▸ DIRECTIONS FOR THIS TASK:
Produce a word-for-word copy of the listing below without its pictures.

Collected data entries:
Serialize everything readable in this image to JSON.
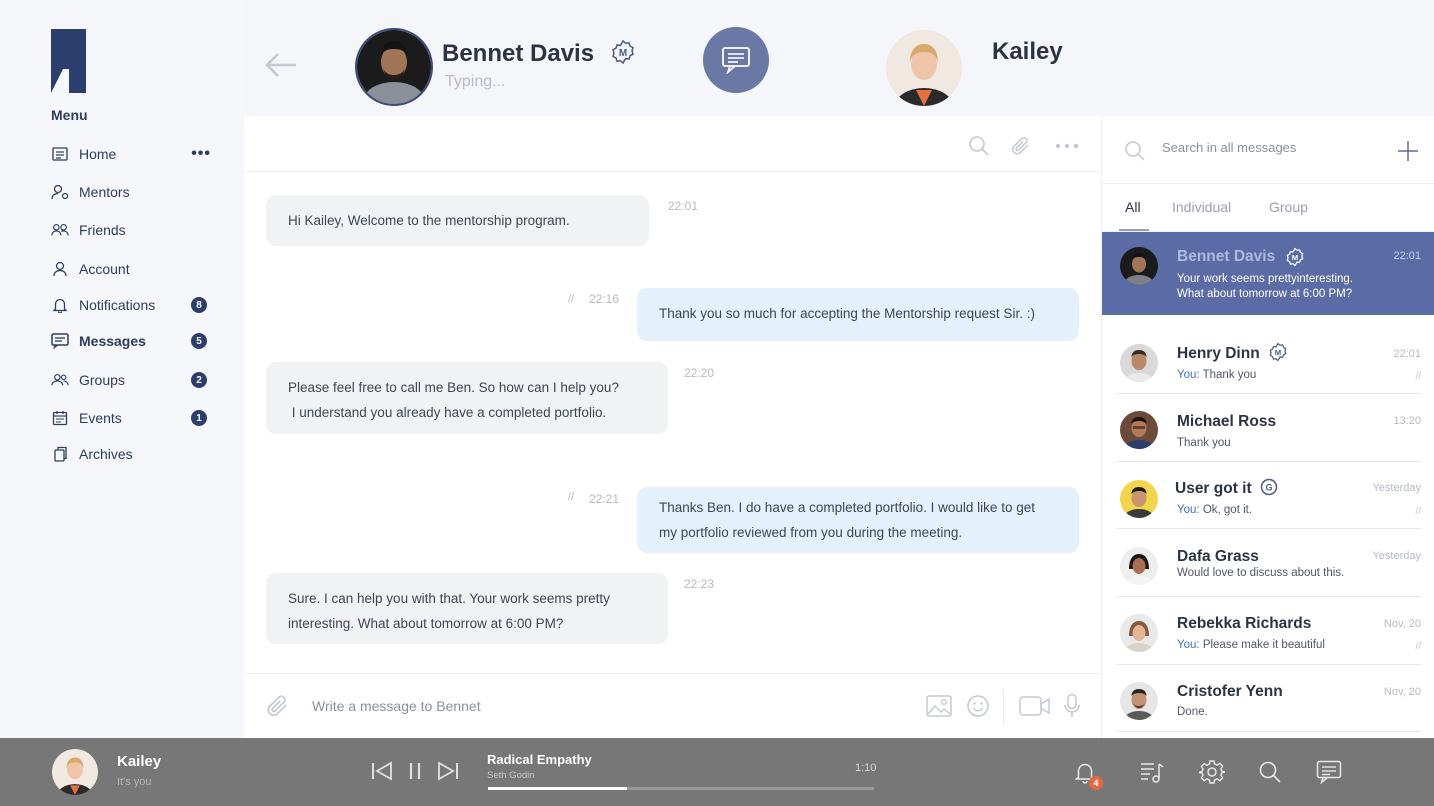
{
  "colors": {
    "brand": "#2c3e6d",
    "accent": "#5a6ba5",
    "header_circle": "#6a78a6",
    "outgoing_bubble": "#e5f0fd",
    "incoming_bubble": "#f1f2f4",
    "player_bg": "#777777",
    "badge_orange": "#e46a3d"
  },
  "sidebar": {
    "menu_title": "Menu",
    "items": [
      {
        "label": "Home",
        "icon": "home-icon",
        "extra": "•••"
      },
      {
        "label": "Mentors",
        "icon": "mentor-icon"
      },
      {
        "label": "Friends",
        "icon": "friends-icon"
      },
      {
        "label": "Account",
        "icon": "account-icon"
      },
      {
        "label": "Notifications",
        "icon": "bell-icon",
        "badge": "8"
      },
      {
        "label": "Messages",
        "icon": "messages-icon",
        "badge": "5"
      },
      {
        "label": "Groups",
        "icon": "groups-icon",
        "badge": "2"
      },
      {
        "label": "Events",
        "icon": "calendar-icon",
        "badge": "1"
      },
      {
        "label": "Archives",
        "icon": "archive-icon"
      }
    ]
  },
  "header": {
    "contact_name": "Bennet Davis",
    "contact_status": "Typing...",
    "me_name": "Kailey"
  },
  "chat": {
    "messages": [
      {
        "dir": "in",
        "text": "Hi Kailey, Welcome to the mentorship program.",
        "time": "22:01"
      },
      {
        "dir": "out",
        "text": "Thank you so much for accepting the Mentorship request Sir.  :)",
        "time": "22:16",
        "tick": "//"
      },
      {
        "dir": "in",
        "line1": "Please feel free to call me Ben. So how can I help you?",
        "line2": " I understand you already have a completed portfolio.",
        "time": "22:20"
      },
      {
        "dir": "out",
        "line1": "Thanks Ben. I do have a completed portfolio. I would like to get",
        "line2": "my portfolio reviewed from you during the meeting.",
        "time": "22:21",
        "tick": "//"
      },
      {
        "dir": "in",
        "line1": "Sure. I can help you with that. Your work seems pretty",
        "line2": "interesting. What about tomorrow at 6:00 PM?",
        "time": "22:23"
      }
    ],
    "compose_placeholder": "Write a message to Bennet"
  },
  "panel": {
    "search_placeholder": "Search in all messages",
    "tabs": [
      "All",
      "Individual",
      "Group"
    ],
    "conversations": [
      {
        "name": "Bennet Davis",
        "badge": "M",
        "time": "22:01",
        "preview_line1": "Your work seems prettyinteresting.",
        "preview_line2": "What about tomorrow at 6:00 PM?",
        "selected": true
      },
      {
        "name": "Henry Dinn",
        "badge": "M",
        "time": "22:01",
        "you": "You:",
        "preview": "Thank you",
        "tick": "//"
      },
      {
        "name": "Michael Ross",
        "time": "13:20",
        "preview": "Thank you"
      },
      {
        "name": "User got it",
        "badge": "G",
        "time": "Yesterday",
        "you": "You:",
        "preview": "Ok, got it.",
        "tick": "//"
      },
      {
        "name": "Dafa Grass",
        "time": "Yesterday",
        "preview": "Would love to discuss about this."
      },
      {
        "name": "Rebekka Richards",
        "time": "Nov, 20",
        "you": "You:",
        "preview": "Please make it beautiful",
        "tick": "//"
      },
      {
        "name": "Cristofer Yenn",
        "time": "Nov, 20",
        "preview": "Done."
      }
    ]
  },
  "player": {
    "user_name": "Kailey",
    "user_sub": "It's you",
    "track": "Radical Empathy",
    "artist": "Seth Godin",
    "elapsed": "1:10",
    "progress": 0.36,
    "bell_badge": "4"
  }
}
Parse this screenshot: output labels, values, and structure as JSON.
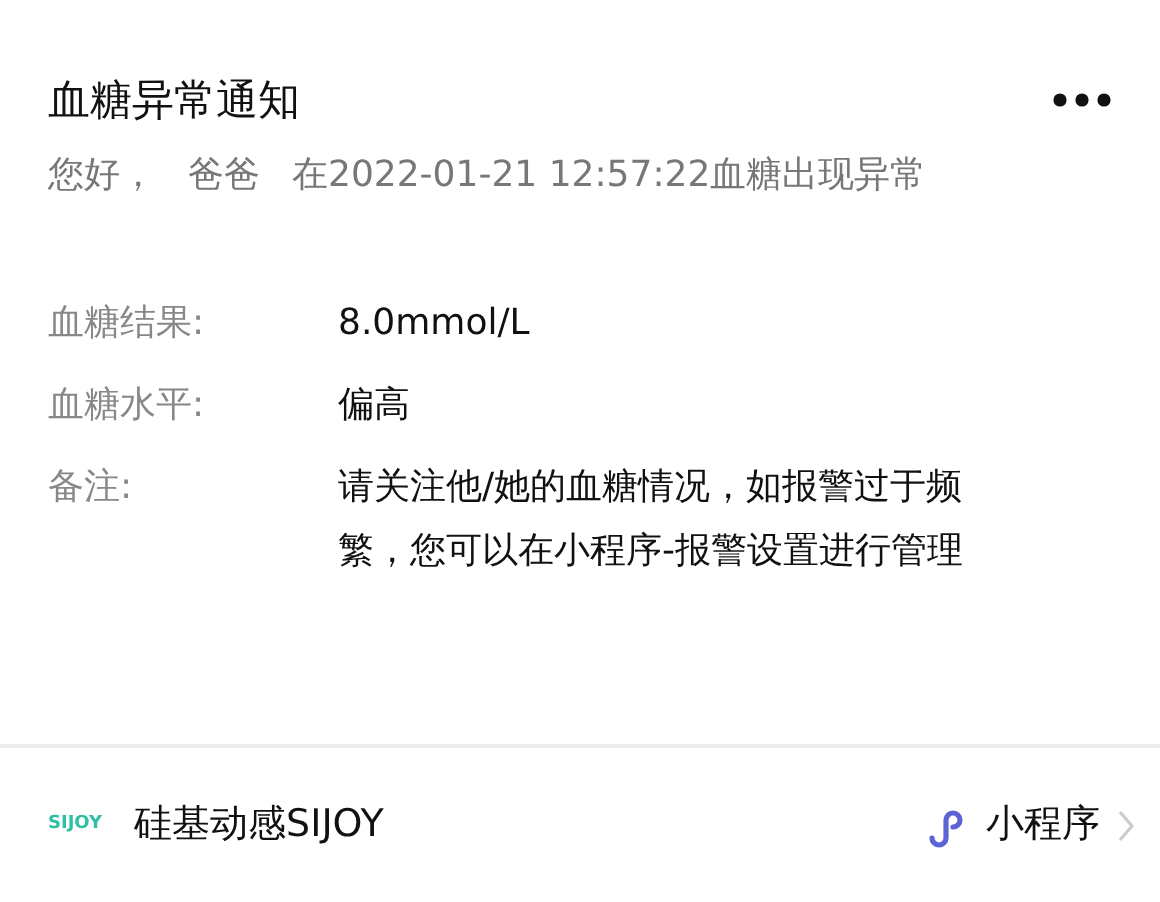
{
  "title": "血糖异常通知",
  "greeting": [
    "您好，",
    "爸爸",
    "在2022-01-21 12:57:22血糖出现异常"
  ],
  "fields": [
    {
      "label": "血糖结果:",
      "value": "8.0mmol/L"
    },
    {
      "label": "血糖水平:",
      "value": "偏高"
    },
    {
      "label": "备注:",
      "value": "请关注他/她的血糖情况，如报警过于频繁，您可以在小程序-报警设置进行管理"
    }
  ],
  "footer": {
    "logo": "SIJOY",
    "name": "硅基动感SIJOY",
    "link": "小程序"
  }
}
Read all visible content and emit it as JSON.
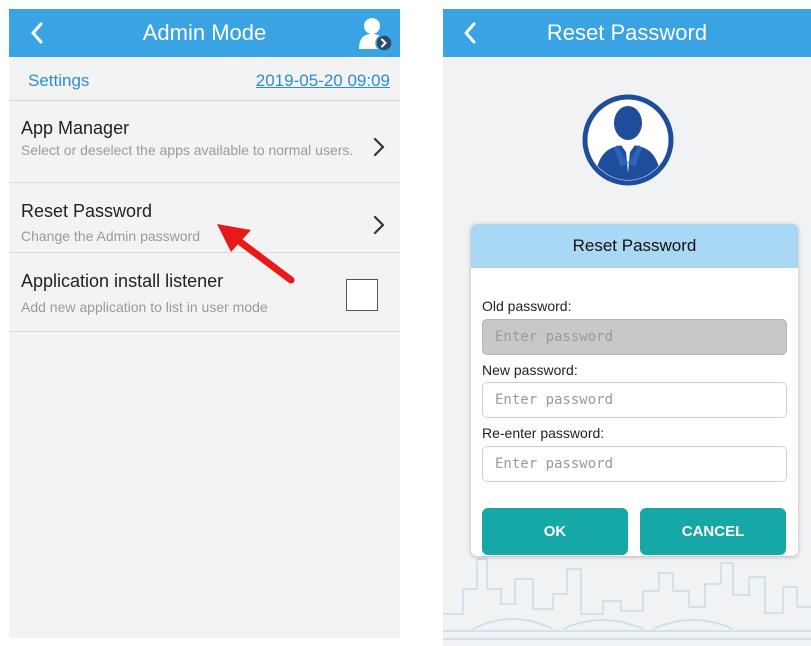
{
  "left": {
    "header": {
      "title": "Admin Mode"
    },
    "subheader": {
      "settings_label": "Settings",
      "datetime": "2019-05-20 09:09"
    },
    "items": [
      {
        "title": "App Manager",
        "description": "Select or deselect the apps available to normal users."
      },
      {
        "title": "Reset Password",
        "description": "Change the Admin password"
      },
      {
        "title": "Application install listener",
        "description": "Add new application to list in user mode",
        "checked": false
      }
    ]
  },
  "right": {
    "header": {
      "title": "Reset Password"
    },
    "dialog": {
      "title": "Reset Password",
      "old_label": "Old password:",
      "old_placeholder": "Enter password",
      "new_label": "New password:",
      "new_placeholder": "Enter password",
      "reenter_label": "Re-enter password:",
      "reenter_placeholder": "Enter password",
      "ok_label": "OK",
      "cancel_label": "CANCEL"
    }
  },
  "colors": {
    "header_blue": "#3aa3e3",
    "link_blue": "#2a8fd0",
    "dialog_header": "#a9d8f5",
    "button_teal": "#16a8a6",
    "arrow_red": "#e8191b"
  },
  "icons": {
    "back": "chevron-left-icon",
    "user_settings": "user-gear-icon",
    "chevron": "chevron-right-icon",
    "avatar": "businessman-avatar-icon"
  }
}
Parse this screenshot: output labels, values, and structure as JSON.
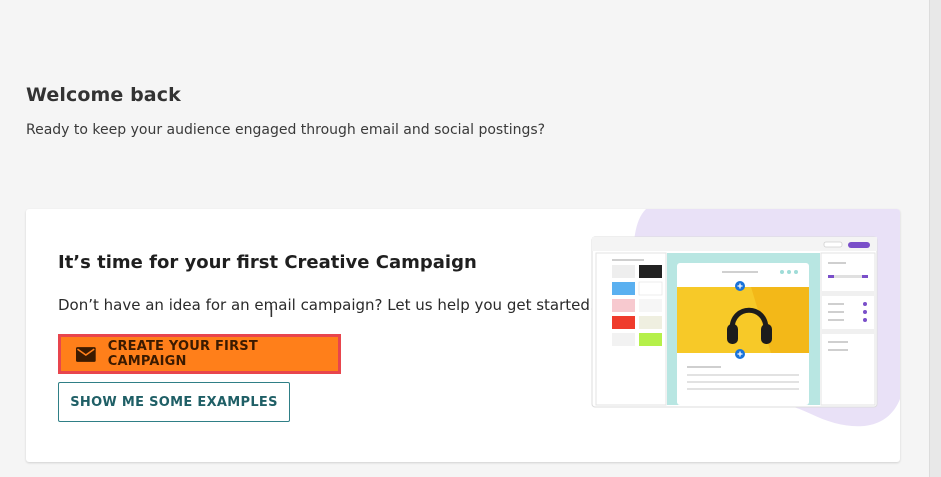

▸ EXERCISE SOLUTION:
Serialize everything readable in this image to JSON.
{
  "colors": {
    "brand": "#2c3e6d",
    "accent": "#5a6ba5",
    "header_circle": "#6a78a6",
    "outgoing_bubble": "#e5f0fd",
    "incoming_bubble": "#f1f2f4",
    "player_bg": "#777777",
    "badge_orange": "#e46a3d"
  },
  "sidebar": {
    "menu_title": "Menu",
    "items": [
      {
        "label": "Home",
        "icon": "home-icon",
        "extra": "•••"
      },
      {
        "label": "Mentors",
        "icon": "mentor-icon"
      },
      {
        "label": "Friends",
        "icon": "friends-icon"
      },
      {
        "label": "Account",
        "icon": "account-icon"
      },
      {
        "label": "Notifications",
        "icon": "bell-icon",
        "badge": "8"
      },
      {
        "label": "Messages",
        "icon": "messages-icon",
        "badge": "5"
      },
      {
        "label": "Groups",
        "icon": "groups-icon",
        "badge": "2"
      },
      {
        "label": "Events",
        "icon": "calendar-icon",
        "badge": "1"
      },
      {
        "label": "Archives",
        "icon": "archive-icon"
      }
    ]
  },
  "header": {
    "contact_name": "Bennet Davis",
    "contact_status": "Typing...",
    "me_name": "Kailey"
  },
  "chat": {
    "messages": [
      {
        "dir": "in",
        "text": "Hi Kailey, Welcome to the mentorship program.",
        "time": "22:01"
      },
      {
        "dir": "out",
        "text": "Thank you so much for accepting the Mentorship request Sir.  :)",
        "time": "22:16",
        "tick": "//"
      },
      {
        "dir": "in",
        "line1": "Please feel free to call me Ben. So how can I help you?",
        "line2": " I understand you already have a completed portfolio.",
        "time": "22:20"
      },
      {
        "dir": "out",
        "line1": "Thanks Ben. I do have a completed portfolio. I would like to get",
        "line2": "my portfolio reviewed from you during the meeting.",
        "time": "22:21",
        "tick": "//"
      },
      {
        "dir": "in",
        "line1": "Sure. I can help you with that. Your work seems pretty",
        "line2": "interesting. What about tomorrow at 6:00 PM?",
        "time": "22:23"
      }
    ],
    "compose_placeholder": "Write a message to Bennet"
  },
  "panel": {
    "search_placeholder": "Search in all messages",
    "tabs": [
      "All",
      "Individual",
      "Group"
    ],
    "conversations": [
      {
        "name": "Bennet Davis",
        "badge": "M",
        "time": "22:01",
        "preview_line1": "Your work seems prettyinteresting.",
        "preview_line2": "What about tomorrow at 6:00 PM?",
        "selected": true
      },
      {
        "name": "Henry Dinn",
        "badge": "M",
        "time": "22:01",
        "you": "You:",
        "preview": "Thank you",
        "tick": "//"
      },
      {
        "name": "Michael Ross",
        "time": "13:20",
        "preview": "Thank you"
      },
      {
        "name": "User got it",
        "badge": "G",
        "time": "Yesterday",
        "you": "You:",
        "preview": "Ok, got it.",
        "tick": "//"
      },
      {
        "name": "Dafa Grass",
        "time": "Yesterday",
        "preview": "Would love to discuss about this."
      },
      {
        "name": "Rebekka Richards",
        "time": "Nov, 20",
        "you": "You:",
        "preview": "Please make it beautiful",
        "tick": "//"
      },
      {
        "name": "Cristofer Yenn",
        "time": "Nov, 20",
        "preview": "Done."
      }
    ]
  },
  "player": {
    "user_name": "Kailey",
    "user_sub": "It's you",
    "track": "Radical Empathy",
    "artist": "Seth Godin",
    "elapsed": "1:10",
    "progress": 0.36,
    "bell_badge": "4"
  }
}
Parse this screenshot: output labels, values, and structure as JSON.
{
  "title": "血糖异常通知",
  "greeting": [
    "您好，",
    "爸爸",
    "在2022-01-21 12:57:22血糖出现异常"
  ],
  "fields": [
    {
      "label": "血糖结果:",
      "value": "8.0mmol/L"
    },
    {
      "label": "血糖水平:",
      "value": "偏高"
    },
    {
      "label": "备注:",
      "value": "请关注他/她的血糖情况，如报警过于频繁，您可以在小程序-报警设置进行管理"
    }
  ],
  "footer": {
    "logo": "SIJOY",
    "name": "硅基动感SIJOY",
    "link": "小程序"
  }
}
Read all visible content and emit it as JSON.
{
  "left": {
    "header": {
      "title": "Admin Mode"
    },
    "subheader": {
      "settings_label": "Settings",
      "datetime": "2019-05-20 09:09"
    },
    "items": [
      {
        "title": "App Manager",
        "description": "Select or deselect the apps available to normal users."
      },
      {
        "title": "Reset Password",
        "description": "Change the Admin password"
      },
      {
        "title": "Application install listener",
        "description": "Add new application to list in user mode",
        "checked": false
      }
    ]
  },
  "right": {
    "header": {
      "title": "Reset Password"
    },
    "dialog": {
      "title": "Reset Password",
      "old_label": "Old password:",
      "old_placeholder": "Enter password",
      "new_label": "New password:",
      "new_placeholder": "Enter password",
      "reenter_label": "Re-enter password:",
      "reenter_placeholder": "Enter password",
      "ok_label": "OK",
      "cancel_label": "CANCEL"
    }
  },
  "colors": {
    "header_blue": "#3aa3e3",
    "link_blue": "#2a8fd0",
    "dialog_header": "#a9d8f5",
    "button_teal": "#16a8a6",
    "arrow_red": "#e8191b"
  },
  "icons": {
    "back": "chevron-left-icon",
    "user_settings": "user-gear-icon",
    "chevron": "chevron-right-icon",
    "avatar": "businessman-avatar-icon"
  }
}
Parse this screenshot: output labels, values, and structure as JSON.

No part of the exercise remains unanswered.